▸ **Supplied data**
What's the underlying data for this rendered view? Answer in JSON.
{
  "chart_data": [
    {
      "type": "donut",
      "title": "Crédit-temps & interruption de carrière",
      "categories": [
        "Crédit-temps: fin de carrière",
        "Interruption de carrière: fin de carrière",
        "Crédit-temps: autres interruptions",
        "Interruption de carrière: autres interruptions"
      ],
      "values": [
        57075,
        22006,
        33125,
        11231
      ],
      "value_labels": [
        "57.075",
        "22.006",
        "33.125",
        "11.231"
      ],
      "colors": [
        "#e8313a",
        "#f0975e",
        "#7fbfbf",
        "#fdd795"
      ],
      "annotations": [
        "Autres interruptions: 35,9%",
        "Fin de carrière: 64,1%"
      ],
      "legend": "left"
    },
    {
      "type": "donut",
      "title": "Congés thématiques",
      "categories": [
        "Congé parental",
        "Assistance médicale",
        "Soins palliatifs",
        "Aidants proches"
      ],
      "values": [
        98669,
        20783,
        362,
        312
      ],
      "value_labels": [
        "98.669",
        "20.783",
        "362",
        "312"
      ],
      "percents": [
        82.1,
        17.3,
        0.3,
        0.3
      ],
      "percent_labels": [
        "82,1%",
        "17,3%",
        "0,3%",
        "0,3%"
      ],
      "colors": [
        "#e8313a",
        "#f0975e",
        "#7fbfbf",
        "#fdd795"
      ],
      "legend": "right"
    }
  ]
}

▸ **Task brief**
Among the entries above, identify all lines with "Crédit" and copy them.

▸ **Written answer**
      "title": "Crédit-temps & interruption de carrière",
        "Crédit-temps: fin de carrière",
        "Crédit-temps: autres interruptions",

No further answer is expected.